= Given problem =
Rewrite every line of the items below as a numbered list, dropping any blank lines.

▬▬▬▬▬▬

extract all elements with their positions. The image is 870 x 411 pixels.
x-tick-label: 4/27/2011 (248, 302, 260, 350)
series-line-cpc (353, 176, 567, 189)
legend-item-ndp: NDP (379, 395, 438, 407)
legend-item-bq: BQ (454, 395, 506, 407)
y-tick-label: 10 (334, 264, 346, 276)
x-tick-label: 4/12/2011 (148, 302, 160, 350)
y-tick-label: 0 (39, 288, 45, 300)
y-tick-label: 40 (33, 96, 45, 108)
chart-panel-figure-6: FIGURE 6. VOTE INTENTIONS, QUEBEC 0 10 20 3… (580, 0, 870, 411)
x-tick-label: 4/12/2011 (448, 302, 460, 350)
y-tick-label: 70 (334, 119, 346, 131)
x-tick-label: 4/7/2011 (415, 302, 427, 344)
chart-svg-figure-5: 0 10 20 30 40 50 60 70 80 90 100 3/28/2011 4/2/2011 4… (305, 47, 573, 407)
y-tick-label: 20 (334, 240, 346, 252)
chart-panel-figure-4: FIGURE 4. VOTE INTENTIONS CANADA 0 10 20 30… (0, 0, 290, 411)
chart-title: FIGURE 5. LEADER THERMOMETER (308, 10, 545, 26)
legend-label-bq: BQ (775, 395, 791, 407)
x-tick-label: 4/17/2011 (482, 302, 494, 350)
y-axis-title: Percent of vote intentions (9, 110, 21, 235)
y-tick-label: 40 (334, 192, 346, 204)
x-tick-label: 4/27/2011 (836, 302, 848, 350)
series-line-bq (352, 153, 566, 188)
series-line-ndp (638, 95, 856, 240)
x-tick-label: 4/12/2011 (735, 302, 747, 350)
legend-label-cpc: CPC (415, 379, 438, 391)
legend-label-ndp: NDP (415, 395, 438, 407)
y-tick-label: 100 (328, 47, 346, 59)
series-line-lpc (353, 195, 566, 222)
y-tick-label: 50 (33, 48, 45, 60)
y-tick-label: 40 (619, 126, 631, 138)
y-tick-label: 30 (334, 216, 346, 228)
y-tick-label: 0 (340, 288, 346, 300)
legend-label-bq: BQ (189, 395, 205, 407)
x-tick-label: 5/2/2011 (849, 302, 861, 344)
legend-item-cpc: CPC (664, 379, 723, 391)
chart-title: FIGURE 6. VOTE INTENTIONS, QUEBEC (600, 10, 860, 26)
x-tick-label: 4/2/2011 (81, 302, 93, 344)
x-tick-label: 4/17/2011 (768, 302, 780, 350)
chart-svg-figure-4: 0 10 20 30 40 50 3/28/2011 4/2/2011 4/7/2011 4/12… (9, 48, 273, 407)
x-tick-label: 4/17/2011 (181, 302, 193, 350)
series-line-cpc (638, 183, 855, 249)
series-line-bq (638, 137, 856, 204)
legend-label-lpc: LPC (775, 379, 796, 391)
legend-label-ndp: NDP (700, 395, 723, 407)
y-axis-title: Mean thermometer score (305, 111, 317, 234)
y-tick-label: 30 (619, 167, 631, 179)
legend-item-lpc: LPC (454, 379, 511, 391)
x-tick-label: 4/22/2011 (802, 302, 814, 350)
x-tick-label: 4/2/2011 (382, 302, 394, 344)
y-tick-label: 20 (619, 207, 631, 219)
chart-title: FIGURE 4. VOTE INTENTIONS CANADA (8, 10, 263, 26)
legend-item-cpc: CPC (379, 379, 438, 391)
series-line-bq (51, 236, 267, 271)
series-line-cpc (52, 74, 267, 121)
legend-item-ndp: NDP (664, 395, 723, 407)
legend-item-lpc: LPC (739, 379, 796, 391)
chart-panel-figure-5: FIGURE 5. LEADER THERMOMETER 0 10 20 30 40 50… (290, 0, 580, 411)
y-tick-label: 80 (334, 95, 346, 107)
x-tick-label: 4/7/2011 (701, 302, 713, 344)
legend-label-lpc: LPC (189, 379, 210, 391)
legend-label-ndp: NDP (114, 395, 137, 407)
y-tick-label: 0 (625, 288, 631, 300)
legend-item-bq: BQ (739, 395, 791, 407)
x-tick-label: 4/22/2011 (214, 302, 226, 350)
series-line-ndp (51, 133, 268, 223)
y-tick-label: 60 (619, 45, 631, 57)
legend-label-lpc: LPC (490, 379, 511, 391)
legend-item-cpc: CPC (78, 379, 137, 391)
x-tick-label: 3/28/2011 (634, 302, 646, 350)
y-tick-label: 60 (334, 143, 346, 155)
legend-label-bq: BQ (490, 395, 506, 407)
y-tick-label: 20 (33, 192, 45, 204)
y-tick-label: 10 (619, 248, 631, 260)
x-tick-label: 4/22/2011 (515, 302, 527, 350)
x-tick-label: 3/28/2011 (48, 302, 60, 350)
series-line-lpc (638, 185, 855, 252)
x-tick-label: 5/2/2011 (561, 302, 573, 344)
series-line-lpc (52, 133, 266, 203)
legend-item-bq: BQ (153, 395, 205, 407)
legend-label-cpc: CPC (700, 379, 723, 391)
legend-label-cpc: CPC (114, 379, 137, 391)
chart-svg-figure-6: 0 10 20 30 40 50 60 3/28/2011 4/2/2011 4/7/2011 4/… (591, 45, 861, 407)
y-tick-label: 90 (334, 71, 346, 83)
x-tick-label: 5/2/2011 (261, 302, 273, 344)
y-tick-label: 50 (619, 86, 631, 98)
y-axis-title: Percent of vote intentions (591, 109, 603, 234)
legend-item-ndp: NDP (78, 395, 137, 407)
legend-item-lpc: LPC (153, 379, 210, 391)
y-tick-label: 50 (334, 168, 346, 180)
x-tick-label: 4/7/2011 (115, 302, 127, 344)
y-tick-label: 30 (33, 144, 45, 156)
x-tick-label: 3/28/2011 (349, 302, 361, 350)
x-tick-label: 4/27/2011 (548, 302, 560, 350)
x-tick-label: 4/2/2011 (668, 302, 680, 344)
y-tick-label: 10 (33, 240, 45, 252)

▬▬▬▬▬▬

= Written solution =
1. extract all elements with their positions. The image is 870 x 411 pixels.
2. x-tick-label: 4/27/2011 (248, 302, 260, 350)
3. series-line-cpc (353, 176, 567, 189)
4. legend-item-ndp: NDP (379, 395, 438, 407)
5. legend-item-bq: BQ (454, 395, 506, 407)
6. y-tick-label: 10 (334, 264, 346, 276)
7. x-tick-label: 4/12/2011 (148, 302, 160, 350)
8. y-tick-label: 0 (39, 288, 45, 300)
9. y-tick-label: 40 (33, 96, 45, 108)
10. chart-panel-figure-6: FIGURE 6. VOTE INTENTIONS, QUEBEC 0 10 20 3… (580, 0, 870, 411)
11. x-tick-label: 4/12/2011 (448, 302, 460, 350)
12. y-tick-label: 70 (334, 119, 346, 131)
13. x-tick-label: 4/7/2011 (415, 302, 427, 344)
14. chart-svg-figure-5: 0 10 20 30 40 50 60 70 80 90 100 3/28/2011 4/2/2011 4… (305, 47, 573, 407)
15. y-tick-label: 20 (334, 240, 346, 252)
16. chart-panel-figure-4: FIGURE 4. VOTE INTENTIONS CANADA 0 10 20 30… (0, 0, 290, 411)
17. chart-title: FIGURE 5. LEADER THERMOMETER (308, 10, 545, 26)
18. legend-label-bq: BQ (775, 395, 791, 407)
19. x-tick-label: 4/17/2011 (482, 302, 494, 350)
20. y-axis-title: Percent of vote intentions (9, 110, 21, 235)
21. y-tick-label: 40 (334, 192, 346, 204)
22. x-tick-label: 4/27/2011 (836, 302, 848, 350)
23. series-line-bq (352, 153, 566, 188)
24. series-line-ndp (638, 95, 856, 240)
25. x-tick-label: 4/12/2011 (735, 302, 747, 350)
26. legend-label-cpc: CPC (415, 379, 438, 391)
27. legend-label-ndp: NDP (415, 395, 438, 407)
28. y-tick-label: 100 (328, 47, 346, 59)
29. series-line-lpc (353, 195, 566, 222)
30. y-tick-label: 50 (33, 48, 45, 60)
31. y-tick-label: 40 (619, 126, 631, 138)
32. y-tick-label: 30 (334, 216, 346, 228)
33. y-tick-label: 0 (340, 288, 346, 300)
34. legend-label-bq: BQ (189, 395, 205, 407)
35. x-tick-label: 5/2/2011 (849, 302, 861, 344)
36. legend-item-cpc: CPC (664, 379, 723, 391)
37. chart-title: FIGURE 6. VOTE INTENTIONS, QUEBEC (600, 10, 860, 26)
38. x-tick-label: 4/2/2011 (81, 302, 93, 344)
39. x-tick-label: 4/17/2011 (768, 302, 780, 350)
40. chart-svg-figure-4: 0 10 20 30 40 50 3/28/2011 4/2/2011 4/7/2011 4/12… (9, 48, 273, 407)
41. x-tick-label: 4/17/2011 (181, 302, 193, 350)
42. series-line-cpc (638, 183, 855, 249)
43. series-line-bq (638, 137, 856, 204)
44. legend-label-lpc: LPC (775, 379, 796, 391)
45. legend-label-ndp: NDP (700, 395, 723, 407)
46. y-axis-title: Mean thermometer score (305, 111, 317, 234)
47. y-tick-label: 30 (619, 167, 631, 179)
48. legend-item-lpc: LPC (454, 379, 511, 391)
49. x-tick-label: 4/22/2011 (802, 302, 814, 350)
50. x-tick-label: 4/2/2011 (382, 302, 394, 344)
51. y-tick-label: 20 (619, 207, 631, 219)
52. chart-title: FIGURE 4. VOTE INTENTIONS CANADA (8, 10, 263, 26)
53. legend-item-cpc: CPC (379, 379, 438, 391)
54. series-line-bq (51, 236, 267, 271)
55. series-line-cpc (52, 74, 267, 121)
56. legend-item-ndp: NDP (664, 395, 723, 407)
57. legend-item-lpc: LPC (739, 379, 796, 391)
58. chart-panel-figure-5: FIGURE 5. LEADER THERMOMETER 0 10 20 30 40 50… (290, 0, 580, 411)
59. y-tick-label: 80 (334, 95, 346, 107)
60. x-tick-label: 4/7/2011 (701, 302, 713, 344)
61. legend-label-lpc: LPC (189, 379, 210, 391)
62. legend-label-ndp: NDP (114, 395, 137, 407)
63. y-tick-label: 0 (625, 288, 631, 300)
64. legend-item-bq: BQ (739, 395, 791, 407)
65. x-tick-label: 4/22/2011 (214, 302, 226, 350)
66. series-line-ndp (51, 133, 268, 223)
67. y-tick-label: 60 (619, 45, 631, 57)
68. legend-label-lpc: LPC (490, 379, 511, 391)
69. legend-item-cpc: CPC (78, 379, 137, 391)
70. x-tick-label: 3/28/2011 (634, 302, 646, 350)
71. y-tick-label: 60 (334, 143, 346, 155)
72. legend-label-bq: BQ (490, 395, 506, 407)
73. y-tick-label: 20 (33, 192, 45, 204)
74. y-tick-label: 10 (619, 248, 631, 260)
75. x-tick-label: 4/22/2011 (515, 302, 527, 350)
76. x-tick-label: 3/28/2011 (48, 302, 60, 350)
77. series-line-lpc (638, 185, 855, 252)
78. x-tick-label: 5/2/2011 (561, 302, 573, 344)
79. series-line-lpc (52, 133, 266, 203)
80. legend-item-bq: BQ (153, 395, 205, 407)
81. legend-label-cpc: CPC (700, 379, 723, 391)
82. legend-label-cpc: CPC (114, 379, 137, 391)
83. chart-svg-figure-6: 0 10 20 30 40 50 60 3/28/2011 4/2/2011 4/7/2011 4/… (591, 45, 861, 407)
84. y-tick-label: 90 (334, 71, 346, 83)
85. x-tick-label: 5/2/2011 (261, 302, 273, 344)
86. y-tick-label: 50 (619, 86, 631, 98)
87. y-axis-title: Percent of vote intentions (591, 109, 603, 234)
88. legend-item-ndp: NDP (78, 395, 137, 407)
89. legend-item-lpc: LPC (153, 379, 210, 391)
90. y-tick-label: 50 (334, 168, 346, 180)
91. x-tick-label: 4/7/2011 (115, 302, 127, 344)
92. y-tick-label: 30 (33, 144, 45, 156)
93. x-tick-label: 3/28/2011 (349, 302, 361, 350)
94. x-tick-label: 4/27/2011 (548, 302, 560, 350)
95. x-tick-label: 4/2/2011 (668, 302, 680, 344)
96. y-tick-label: 10 (33, 240, 45, 252)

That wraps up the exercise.